■ Extract
Same-sex marriage in the Falkland Islands has been legal since 29 April 2017. A law to permit same-sex couples to marry passed the Legislative Assembly on 30 March, and was given royal assent by Governor Colin Roberts on 13 April. The territory also recognises civil partnerships, open to both same-sex and different-sex couples.

The Falkland Islands was the seventh British Overseas Territory to legalise same-sex marriage, and the third civilian one to do so, after the Pitcairn Islands and Gibraltar.

Background
First claimed by the Kingdom of Great Britain in 1765, the Falkland Islands was periodically garrisoned by British, French and Spanish forces until 1811 when all the garrisons were withdrawn. In 1833, the British reasserted its sovereignty over the Falklands, and a civilian population was invited to stay on the islands.

The Marriage Ordinance 1949, applying to both the Falkland Islands and South Georgia and the South Sandwich Islands, was enacted on 31 December 1949. The ordinance provided for the issuance of marriage licenses and empowered the Governor of the Falkland Islands to appoint registrars to conduct the marriage ceremony. The ordinance did not explicitly ban same-sex marriage, nor did it define the term "marriage". Nonetheless, a marriage between persons of the same sex was considered void ab initio in common law, and as such same-sex couples could not marry on the islands. The ordinance was repealed in 1996 and replaced with the Marriage Ordinance 1996, which did not contain any changes with regards to the recognition of same-sex unions.

■ Problems to solve
1. Translate into French the following sentence from the passage on same-sex marriage in the Falkland Islands: "The Falkland Islands was the seventh British Overseas Territory to legalise same-sex marriage, and the third civilian one to do so, after the Pitcairn Islands and Gibraltar."
2. Transcribe the records verbatim, from their first line through the line containing "cell-point: [816, 272, 822, 279]", inclusive.

■ Task material
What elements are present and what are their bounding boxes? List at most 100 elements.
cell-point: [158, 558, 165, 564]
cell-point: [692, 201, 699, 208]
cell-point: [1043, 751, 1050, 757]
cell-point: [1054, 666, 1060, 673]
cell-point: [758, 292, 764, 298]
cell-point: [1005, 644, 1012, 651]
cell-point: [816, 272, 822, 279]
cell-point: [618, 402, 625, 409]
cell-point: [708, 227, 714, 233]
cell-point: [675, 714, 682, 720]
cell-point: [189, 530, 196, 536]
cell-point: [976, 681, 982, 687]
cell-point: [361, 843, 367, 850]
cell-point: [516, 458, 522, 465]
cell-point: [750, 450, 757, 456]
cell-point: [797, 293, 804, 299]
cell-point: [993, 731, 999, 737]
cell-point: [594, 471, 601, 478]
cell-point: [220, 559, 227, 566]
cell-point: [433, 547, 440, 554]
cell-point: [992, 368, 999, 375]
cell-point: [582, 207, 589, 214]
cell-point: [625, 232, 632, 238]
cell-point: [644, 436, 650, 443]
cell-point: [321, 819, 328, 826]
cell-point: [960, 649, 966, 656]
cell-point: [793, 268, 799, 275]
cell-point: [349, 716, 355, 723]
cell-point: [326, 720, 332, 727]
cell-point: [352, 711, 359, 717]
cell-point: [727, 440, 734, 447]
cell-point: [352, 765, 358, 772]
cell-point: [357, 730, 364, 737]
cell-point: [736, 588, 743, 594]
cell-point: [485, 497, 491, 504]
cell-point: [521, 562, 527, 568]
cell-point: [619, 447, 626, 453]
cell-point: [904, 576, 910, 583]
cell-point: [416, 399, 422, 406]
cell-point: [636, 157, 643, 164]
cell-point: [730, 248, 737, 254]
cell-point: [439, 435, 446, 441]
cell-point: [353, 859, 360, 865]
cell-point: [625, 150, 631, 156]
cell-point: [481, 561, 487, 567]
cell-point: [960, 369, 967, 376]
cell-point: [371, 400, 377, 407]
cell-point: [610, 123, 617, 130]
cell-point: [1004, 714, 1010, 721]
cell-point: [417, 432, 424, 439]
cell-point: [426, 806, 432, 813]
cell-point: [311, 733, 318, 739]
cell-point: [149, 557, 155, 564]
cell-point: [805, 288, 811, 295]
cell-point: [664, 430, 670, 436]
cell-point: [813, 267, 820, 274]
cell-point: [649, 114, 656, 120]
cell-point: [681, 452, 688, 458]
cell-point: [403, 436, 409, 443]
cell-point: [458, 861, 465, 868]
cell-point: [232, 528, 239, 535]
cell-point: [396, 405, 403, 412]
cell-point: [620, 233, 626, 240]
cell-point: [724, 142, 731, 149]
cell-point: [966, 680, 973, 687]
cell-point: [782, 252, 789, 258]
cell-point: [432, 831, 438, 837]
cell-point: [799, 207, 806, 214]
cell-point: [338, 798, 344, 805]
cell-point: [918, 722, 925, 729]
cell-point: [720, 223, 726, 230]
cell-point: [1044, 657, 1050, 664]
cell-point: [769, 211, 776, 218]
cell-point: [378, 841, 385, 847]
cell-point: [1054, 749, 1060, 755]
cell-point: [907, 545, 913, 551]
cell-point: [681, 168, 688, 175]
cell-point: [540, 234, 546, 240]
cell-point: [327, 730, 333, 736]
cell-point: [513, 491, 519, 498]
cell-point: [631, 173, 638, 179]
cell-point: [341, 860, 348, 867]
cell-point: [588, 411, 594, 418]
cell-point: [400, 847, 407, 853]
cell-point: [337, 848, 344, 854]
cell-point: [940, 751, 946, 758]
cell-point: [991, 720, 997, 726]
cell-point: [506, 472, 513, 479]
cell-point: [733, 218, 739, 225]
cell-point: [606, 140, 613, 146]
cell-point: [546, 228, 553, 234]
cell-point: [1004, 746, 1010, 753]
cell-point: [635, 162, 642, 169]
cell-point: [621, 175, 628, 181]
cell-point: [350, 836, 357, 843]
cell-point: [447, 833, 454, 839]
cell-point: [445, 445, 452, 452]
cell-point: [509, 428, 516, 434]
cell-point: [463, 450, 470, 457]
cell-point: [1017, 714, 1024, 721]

■ Answers for the tasks
1. Les îles Falkland ont été le septième territoire britannique d'outre-mer à légaliser le mariage entre personnes de même sexe, et le troisième territoire civil à le faire, après les îles Pitcairn et Gibraltar.

2.
What elements are present and what are their bounding boxes? List at most 100 elements.
cell-point: [158, 558, 165, 564]
cell-point: [692, 201, 699, 208]
cell-point: [1043, 751, 1050, 757]
cell-point: [1054, 666, 1060, 673]
cell-point: [758, 292, 764, 298]
cell-point: [1005, 644, 1012, 651]
cell-point: [816, 272, 822, 279]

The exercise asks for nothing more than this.